Task material:
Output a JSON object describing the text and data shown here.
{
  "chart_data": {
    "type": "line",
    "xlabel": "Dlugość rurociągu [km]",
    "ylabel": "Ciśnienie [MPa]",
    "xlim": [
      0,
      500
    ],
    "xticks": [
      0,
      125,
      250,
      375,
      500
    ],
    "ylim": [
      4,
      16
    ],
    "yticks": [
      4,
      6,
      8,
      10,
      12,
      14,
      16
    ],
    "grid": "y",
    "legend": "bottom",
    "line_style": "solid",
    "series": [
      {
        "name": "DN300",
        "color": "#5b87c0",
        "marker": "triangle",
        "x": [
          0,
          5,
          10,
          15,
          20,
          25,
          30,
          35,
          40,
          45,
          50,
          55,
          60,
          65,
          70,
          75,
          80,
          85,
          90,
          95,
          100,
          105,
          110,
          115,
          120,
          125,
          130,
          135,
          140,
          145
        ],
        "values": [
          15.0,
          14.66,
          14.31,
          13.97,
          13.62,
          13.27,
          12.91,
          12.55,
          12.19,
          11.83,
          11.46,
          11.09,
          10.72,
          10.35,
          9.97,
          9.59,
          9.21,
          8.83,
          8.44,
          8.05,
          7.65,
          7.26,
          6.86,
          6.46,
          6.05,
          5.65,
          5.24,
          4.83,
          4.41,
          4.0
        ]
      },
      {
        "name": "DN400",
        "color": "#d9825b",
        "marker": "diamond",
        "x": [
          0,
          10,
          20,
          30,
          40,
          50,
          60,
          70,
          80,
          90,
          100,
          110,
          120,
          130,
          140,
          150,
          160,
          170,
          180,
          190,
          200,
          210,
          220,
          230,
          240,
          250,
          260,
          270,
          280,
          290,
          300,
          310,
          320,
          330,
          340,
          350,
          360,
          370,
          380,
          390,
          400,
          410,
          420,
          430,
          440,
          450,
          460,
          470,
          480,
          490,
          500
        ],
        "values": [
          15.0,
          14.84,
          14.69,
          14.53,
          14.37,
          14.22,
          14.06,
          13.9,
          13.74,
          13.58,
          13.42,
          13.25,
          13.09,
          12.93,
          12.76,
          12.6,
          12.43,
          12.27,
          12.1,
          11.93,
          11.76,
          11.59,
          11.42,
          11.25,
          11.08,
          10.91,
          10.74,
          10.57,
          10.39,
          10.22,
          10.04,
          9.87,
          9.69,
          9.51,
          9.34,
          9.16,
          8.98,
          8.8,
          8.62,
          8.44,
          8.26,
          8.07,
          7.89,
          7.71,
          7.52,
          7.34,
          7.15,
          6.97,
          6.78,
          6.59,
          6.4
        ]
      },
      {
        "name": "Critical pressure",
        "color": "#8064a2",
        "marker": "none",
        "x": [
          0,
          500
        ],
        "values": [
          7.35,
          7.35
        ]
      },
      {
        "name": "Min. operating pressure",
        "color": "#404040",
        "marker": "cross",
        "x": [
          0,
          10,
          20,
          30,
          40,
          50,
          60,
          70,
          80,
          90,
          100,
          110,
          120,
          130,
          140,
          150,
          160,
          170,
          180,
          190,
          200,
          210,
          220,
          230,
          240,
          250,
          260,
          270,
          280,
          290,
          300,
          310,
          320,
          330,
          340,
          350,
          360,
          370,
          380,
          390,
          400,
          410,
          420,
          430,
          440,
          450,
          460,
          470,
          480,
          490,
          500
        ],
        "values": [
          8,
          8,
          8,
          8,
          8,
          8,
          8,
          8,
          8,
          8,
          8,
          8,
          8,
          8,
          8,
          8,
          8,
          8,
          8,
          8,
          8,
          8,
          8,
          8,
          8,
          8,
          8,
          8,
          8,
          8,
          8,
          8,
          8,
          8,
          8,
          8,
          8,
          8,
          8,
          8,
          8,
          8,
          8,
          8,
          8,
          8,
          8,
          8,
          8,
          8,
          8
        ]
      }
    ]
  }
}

--

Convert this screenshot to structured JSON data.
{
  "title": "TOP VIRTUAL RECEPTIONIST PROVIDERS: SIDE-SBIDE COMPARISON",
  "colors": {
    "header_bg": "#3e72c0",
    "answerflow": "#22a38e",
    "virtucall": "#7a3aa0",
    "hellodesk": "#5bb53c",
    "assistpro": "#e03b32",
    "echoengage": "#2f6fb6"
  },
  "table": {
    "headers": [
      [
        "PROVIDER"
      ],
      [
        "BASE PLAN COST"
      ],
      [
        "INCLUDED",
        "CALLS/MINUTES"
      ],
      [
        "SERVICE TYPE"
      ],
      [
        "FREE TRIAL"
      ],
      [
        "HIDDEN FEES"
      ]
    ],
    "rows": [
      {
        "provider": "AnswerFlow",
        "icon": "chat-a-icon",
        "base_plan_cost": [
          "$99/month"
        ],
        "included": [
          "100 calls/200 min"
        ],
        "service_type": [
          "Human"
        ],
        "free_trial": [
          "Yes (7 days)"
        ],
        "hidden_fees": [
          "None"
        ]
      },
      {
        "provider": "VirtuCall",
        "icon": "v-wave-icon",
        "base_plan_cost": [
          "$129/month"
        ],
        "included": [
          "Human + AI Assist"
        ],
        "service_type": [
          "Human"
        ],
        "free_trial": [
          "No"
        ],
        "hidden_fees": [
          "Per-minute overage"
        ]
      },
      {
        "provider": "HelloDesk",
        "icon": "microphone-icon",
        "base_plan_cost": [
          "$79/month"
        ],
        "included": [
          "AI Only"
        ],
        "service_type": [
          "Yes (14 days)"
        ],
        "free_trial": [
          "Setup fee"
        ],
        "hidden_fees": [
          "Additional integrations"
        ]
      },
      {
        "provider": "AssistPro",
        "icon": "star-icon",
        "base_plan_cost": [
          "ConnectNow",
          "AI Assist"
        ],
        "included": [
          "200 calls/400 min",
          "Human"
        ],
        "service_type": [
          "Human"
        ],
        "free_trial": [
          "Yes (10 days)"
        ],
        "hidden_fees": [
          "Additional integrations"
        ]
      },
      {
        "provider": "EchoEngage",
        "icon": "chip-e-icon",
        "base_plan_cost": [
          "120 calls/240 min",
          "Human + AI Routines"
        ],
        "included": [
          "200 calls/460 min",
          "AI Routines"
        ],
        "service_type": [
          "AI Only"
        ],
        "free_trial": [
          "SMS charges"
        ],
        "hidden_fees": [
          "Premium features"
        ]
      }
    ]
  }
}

Direction:
Identify and copy the lines holding the word "JSON".

Output:
Output a JSON object describing the text and data shown here.
Convert this screenshot to structured JSON data.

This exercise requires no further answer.